OBJECTIVE =
Scan the following material for the string "diese" and copy each line in which it appears.

>> Start RAW DATA

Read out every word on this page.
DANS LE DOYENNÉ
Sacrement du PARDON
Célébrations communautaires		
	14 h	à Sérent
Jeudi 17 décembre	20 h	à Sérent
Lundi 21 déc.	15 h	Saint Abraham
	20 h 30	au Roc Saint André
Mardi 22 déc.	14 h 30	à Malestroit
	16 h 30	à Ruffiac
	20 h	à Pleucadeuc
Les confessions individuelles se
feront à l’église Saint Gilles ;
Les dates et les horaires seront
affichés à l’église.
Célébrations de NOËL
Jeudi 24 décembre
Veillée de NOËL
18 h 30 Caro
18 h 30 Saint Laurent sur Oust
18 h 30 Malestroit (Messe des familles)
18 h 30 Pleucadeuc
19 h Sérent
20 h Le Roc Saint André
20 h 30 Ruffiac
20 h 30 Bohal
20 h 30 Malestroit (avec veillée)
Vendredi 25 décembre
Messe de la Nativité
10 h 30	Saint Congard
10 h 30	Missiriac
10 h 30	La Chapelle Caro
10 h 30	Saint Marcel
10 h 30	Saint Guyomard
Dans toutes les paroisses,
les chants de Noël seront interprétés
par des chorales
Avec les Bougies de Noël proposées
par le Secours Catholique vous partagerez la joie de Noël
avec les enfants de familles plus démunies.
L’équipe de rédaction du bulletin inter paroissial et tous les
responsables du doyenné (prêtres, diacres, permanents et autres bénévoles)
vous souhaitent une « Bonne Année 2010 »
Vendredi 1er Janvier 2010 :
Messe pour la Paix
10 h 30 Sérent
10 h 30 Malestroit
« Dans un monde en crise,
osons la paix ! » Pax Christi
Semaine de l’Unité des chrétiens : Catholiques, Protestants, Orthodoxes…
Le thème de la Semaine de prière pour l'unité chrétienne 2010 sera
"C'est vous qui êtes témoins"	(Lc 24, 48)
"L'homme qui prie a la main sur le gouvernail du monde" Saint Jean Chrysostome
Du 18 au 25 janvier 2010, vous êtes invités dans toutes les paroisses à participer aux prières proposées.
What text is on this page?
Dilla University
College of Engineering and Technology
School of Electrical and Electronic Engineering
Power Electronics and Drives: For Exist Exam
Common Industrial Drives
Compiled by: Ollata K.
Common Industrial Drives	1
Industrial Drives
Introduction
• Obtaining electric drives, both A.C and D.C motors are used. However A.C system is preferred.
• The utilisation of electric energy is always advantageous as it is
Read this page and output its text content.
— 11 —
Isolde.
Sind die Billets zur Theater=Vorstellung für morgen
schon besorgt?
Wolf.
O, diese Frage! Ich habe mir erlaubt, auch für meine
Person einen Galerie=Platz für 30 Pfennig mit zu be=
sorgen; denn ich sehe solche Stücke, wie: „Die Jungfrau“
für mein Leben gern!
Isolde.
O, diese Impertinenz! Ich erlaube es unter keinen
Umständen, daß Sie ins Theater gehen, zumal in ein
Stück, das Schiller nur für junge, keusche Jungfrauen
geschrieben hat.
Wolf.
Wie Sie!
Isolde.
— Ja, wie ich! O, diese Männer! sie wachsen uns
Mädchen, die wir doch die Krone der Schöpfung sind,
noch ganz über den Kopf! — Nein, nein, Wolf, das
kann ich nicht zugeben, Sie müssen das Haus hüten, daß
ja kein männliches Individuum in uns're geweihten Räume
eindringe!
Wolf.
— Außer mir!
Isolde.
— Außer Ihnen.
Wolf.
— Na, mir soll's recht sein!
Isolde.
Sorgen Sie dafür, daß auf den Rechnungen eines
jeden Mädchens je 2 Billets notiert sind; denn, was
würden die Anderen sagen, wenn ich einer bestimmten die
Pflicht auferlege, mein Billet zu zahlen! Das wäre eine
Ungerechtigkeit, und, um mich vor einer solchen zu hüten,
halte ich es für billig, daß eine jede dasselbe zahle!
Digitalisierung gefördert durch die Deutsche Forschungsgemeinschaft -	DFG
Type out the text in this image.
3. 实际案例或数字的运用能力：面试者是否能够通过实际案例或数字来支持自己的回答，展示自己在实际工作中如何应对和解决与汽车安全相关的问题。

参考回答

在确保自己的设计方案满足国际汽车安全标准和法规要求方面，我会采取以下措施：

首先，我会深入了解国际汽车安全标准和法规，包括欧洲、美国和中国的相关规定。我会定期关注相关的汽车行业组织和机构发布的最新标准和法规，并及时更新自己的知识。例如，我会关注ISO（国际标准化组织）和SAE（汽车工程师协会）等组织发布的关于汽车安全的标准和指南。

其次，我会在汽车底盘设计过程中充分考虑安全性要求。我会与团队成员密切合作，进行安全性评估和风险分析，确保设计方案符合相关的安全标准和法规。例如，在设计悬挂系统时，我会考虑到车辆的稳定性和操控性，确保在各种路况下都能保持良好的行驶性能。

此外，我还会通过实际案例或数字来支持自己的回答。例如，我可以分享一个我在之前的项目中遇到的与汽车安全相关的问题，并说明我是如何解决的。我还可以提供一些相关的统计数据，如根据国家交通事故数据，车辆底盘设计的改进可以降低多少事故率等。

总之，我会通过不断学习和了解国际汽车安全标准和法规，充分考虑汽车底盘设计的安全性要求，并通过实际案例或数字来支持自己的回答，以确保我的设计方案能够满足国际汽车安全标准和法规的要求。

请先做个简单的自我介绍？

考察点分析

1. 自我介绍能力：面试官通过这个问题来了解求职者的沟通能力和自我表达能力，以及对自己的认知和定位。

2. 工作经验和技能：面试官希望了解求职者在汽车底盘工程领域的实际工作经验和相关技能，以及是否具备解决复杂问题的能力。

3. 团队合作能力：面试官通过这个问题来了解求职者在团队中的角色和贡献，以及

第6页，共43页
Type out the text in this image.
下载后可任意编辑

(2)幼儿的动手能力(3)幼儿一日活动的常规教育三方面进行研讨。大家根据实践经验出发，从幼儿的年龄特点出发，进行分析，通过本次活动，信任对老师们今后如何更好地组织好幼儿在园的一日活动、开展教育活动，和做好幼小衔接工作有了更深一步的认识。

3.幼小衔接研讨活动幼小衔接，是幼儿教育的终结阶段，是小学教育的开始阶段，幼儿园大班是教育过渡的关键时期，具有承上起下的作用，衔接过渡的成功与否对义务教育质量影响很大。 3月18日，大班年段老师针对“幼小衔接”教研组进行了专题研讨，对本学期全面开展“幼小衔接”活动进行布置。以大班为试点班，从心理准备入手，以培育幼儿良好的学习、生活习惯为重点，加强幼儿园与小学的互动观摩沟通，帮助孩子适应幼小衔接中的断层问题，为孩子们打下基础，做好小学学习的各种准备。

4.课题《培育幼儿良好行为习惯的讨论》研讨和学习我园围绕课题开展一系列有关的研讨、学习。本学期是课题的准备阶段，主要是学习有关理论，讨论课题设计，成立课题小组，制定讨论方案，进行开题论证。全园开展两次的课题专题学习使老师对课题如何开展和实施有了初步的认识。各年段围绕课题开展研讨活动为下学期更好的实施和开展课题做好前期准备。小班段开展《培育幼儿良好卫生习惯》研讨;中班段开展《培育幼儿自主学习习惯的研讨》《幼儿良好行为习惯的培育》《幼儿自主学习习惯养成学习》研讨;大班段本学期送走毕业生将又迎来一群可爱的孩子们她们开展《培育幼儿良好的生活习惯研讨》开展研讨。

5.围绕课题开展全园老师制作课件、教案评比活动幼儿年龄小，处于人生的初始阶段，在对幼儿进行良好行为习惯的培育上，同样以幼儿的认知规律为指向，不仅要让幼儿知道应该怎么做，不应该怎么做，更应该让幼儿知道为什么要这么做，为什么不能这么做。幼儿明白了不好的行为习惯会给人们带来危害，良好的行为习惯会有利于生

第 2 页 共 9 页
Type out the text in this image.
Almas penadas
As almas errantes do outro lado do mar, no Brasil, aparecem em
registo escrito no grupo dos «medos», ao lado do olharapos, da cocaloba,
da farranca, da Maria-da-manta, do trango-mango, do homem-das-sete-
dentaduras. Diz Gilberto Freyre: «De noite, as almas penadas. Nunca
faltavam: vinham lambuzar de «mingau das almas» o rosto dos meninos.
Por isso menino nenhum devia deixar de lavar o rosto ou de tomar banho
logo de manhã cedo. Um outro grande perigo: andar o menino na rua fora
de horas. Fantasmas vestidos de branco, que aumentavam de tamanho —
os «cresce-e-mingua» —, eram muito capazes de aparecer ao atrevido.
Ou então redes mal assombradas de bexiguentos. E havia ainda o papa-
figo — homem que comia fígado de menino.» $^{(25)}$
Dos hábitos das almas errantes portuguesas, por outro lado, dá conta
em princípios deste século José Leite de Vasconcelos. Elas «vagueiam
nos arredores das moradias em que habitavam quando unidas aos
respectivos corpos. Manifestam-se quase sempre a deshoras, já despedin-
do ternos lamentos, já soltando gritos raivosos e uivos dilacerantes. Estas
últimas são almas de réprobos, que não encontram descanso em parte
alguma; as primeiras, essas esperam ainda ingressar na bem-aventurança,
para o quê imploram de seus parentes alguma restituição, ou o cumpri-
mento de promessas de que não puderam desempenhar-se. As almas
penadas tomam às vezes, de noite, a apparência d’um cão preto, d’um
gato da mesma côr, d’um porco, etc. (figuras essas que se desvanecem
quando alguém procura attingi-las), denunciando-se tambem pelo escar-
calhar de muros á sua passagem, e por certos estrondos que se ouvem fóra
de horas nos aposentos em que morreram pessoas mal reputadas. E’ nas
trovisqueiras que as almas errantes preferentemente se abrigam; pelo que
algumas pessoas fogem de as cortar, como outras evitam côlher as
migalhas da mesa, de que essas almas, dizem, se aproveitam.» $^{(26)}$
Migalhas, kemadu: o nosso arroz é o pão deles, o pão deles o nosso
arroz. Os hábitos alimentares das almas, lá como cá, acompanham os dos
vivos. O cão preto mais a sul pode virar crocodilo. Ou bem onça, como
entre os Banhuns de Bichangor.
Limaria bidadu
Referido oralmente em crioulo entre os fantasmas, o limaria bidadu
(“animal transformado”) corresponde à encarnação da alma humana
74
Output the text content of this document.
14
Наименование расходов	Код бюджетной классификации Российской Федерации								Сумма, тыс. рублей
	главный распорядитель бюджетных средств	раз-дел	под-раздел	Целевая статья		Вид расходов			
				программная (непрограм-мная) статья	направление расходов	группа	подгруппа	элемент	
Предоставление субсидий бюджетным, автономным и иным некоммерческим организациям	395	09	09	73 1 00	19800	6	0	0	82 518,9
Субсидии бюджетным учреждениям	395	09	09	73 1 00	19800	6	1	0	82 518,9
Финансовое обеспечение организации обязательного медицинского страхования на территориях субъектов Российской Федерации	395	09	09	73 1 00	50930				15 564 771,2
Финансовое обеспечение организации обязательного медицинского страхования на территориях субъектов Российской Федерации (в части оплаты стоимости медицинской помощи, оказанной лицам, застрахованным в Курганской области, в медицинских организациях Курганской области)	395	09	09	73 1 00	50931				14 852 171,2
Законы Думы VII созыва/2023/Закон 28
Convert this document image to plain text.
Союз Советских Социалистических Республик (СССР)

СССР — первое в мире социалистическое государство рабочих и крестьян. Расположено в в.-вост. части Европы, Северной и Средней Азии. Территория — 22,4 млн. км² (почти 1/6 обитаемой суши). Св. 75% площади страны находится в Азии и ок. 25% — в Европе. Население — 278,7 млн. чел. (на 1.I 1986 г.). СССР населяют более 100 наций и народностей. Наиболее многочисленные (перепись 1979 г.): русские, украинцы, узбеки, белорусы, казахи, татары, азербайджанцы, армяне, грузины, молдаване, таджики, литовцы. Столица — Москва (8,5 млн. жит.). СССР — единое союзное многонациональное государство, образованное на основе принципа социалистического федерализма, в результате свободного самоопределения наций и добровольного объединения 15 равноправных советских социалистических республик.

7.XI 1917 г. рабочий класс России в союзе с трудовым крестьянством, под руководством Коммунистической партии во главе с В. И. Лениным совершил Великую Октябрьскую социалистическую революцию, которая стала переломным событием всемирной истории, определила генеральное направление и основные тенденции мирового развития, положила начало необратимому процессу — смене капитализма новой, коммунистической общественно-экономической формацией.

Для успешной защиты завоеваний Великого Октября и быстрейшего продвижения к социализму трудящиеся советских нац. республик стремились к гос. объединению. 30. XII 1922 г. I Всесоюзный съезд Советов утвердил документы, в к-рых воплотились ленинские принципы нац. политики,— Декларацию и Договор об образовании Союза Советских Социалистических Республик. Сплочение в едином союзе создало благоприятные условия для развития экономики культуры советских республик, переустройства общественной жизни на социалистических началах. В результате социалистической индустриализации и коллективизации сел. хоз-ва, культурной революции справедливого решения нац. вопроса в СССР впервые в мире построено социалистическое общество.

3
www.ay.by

>> End RAW DATA

TASK SOLUTION =
O, diese Frage! Ich habe mir erlaubt, auch für meine
O, diese Impertinenz! Ich erlaube es unter keinen
— Ja, wie ich! O, diese Männer! sie wachsen uns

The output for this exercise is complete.